REQUEST
Take the entries below and reproduce them word for word.

>> start DATA PROVIDED

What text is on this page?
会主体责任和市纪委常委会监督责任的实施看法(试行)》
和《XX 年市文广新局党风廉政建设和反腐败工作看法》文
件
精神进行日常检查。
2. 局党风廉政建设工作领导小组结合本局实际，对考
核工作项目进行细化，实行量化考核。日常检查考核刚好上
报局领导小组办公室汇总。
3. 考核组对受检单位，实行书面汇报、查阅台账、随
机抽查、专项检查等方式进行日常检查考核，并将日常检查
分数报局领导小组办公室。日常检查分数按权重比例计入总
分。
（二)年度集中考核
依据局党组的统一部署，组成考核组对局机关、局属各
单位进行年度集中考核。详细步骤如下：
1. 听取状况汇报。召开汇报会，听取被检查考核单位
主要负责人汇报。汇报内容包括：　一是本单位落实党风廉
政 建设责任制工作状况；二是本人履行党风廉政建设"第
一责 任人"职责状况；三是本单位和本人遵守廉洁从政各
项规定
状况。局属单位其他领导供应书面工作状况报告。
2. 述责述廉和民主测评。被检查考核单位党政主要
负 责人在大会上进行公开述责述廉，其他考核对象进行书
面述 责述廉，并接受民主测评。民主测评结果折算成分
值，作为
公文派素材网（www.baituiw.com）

>> end DATA PROVIDED

SOLUTION FOR THIS EXERCISE
What text is on this page?
会主体责任和市纪委常委会监督责任的实施看法(试行)》
和《XX 年市文广新局党风廉政建设和反腐败工作看法》文
件
精神进行日常检查。
2. 局党风廉政建设工作领导小组结合本局实际，对考
核工作项目进行细化，实行量化考核。日常检查考核刚好上
报局领导小组办公室汇总。
3. 考核组对受检单位，实行书面汇报、查阅台账、随
机抽查、专项检查等方式进行日常检查考核，并将日常检查
分数报局领导小组办公室。日常检查分数按权重比例计入总
分。
（二)年度集中考核
依据局党组的统一部署，组成考核组对局机关、局属各
单位进行年度集中考核。详细步骤如下：
1. 听取状况汇报。召开汇报会，听取被检查考核单位
主要负责人汇报。汇报内容包括：　一是本单位落实党风廉
政 建设责任制工作状况；二是本人履行党风廉政建设"第
一责 任人"职责状况；三是本单位和本人遵守廉洁从政各
项规定
状况。局属单位其他领导供应书面工作状况报告。
2. 述责述廉和民主测评。被检查考核单位党政主要
负 责人在大会上进行公开述责述廉，其他考核对象进行书
面述 责述廉，并接受民主测评。民主测评结果折算成分
值，作为
公文派素材网（www.baituiw.com）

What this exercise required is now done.